**WORK REQUIRED**
In the material below, repeat only the lines from the one that holds "Transcribe this chart's" through the final line, exactly as they stand.

begin DATASET CONTENT

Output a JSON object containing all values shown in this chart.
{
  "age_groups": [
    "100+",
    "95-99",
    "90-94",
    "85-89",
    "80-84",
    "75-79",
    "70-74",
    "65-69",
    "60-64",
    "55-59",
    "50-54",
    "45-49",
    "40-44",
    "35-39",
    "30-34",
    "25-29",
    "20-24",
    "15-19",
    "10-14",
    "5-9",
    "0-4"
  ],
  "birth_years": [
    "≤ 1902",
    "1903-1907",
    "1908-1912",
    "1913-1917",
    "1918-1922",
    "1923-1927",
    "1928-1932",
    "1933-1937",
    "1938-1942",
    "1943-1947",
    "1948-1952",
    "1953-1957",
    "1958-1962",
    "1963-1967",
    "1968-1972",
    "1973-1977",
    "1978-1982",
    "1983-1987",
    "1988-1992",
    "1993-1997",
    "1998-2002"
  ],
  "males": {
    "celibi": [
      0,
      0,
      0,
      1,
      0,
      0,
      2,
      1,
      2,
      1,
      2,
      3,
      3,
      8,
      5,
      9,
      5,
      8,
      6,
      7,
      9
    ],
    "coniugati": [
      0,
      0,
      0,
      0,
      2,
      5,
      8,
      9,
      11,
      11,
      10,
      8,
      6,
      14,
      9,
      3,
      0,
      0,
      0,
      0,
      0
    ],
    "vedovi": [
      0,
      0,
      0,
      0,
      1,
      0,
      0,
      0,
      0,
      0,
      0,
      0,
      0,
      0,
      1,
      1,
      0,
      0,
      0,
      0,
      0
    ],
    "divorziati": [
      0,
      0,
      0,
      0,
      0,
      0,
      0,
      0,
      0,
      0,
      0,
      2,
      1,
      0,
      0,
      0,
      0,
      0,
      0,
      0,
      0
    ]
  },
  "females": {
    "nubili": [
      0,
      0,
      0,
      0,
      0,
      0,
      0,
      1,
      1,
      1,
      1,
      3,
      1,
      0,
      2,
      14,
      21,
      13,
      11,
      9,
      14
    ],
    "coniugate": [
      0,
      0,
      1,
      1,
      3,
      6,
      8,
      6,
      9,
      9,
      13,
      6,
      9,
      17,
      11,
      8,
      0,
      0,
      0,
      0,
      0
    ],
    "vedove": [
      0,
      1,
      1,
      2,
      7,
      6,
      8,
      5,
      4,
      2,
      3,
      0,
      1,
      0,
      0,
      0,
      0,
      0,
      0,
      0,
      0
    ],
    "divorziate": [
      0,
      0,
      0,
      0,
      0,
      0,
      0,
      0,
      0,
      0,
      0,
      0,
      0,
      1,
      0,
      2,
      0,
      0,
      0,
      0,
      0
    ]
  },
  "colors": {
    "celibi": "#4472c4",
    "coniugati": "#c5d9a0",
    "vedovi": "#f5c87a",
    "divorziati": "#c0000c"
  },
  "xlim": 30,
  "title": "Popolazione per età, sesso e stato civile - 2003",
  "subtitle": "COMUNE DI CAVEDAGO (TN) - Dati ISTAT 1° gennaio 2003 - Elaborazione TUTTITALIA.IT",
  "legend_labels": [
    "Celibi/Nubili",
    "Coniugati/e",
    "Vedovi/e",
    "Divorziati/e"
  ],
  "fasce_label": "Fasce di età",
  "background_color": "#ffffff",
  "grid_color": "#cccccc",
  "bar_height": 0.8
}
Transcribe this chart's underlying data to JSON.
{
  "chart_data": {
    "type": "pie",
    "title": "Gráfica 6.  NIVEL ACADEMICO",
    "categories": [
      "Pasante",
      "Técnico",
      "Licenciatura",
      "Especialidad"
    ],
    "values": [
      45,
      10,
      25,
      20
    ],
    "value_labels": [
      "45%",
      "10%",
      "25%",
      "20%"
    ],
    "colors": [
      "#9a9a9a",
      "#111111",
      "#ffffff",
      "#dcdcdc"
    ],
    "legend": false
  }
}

end DATASET CONTENT

**THE ANSWER**
Transcribe this chart's underlying data to JSON.
{
  "chart_data": {
    "type": "pie",
    "title": "Gráfica 6.  NIVEL ACADEMICO",
    "categories": [
      "Pasante",
      "Técnico",
      "Licenciatura",
      "Especialidad"
    ],
    "values": [
      45,
      10,
      25,
      20
    ],
    "value_labels": [
      "45%",
      "10%",
      "25%",
      "20%"
    ],
    "colors": [
      "#9a9a9a",
      "#111111",
      "#ffffff",
      "#dcdcdc"
    ],
    "legend": false
  }
}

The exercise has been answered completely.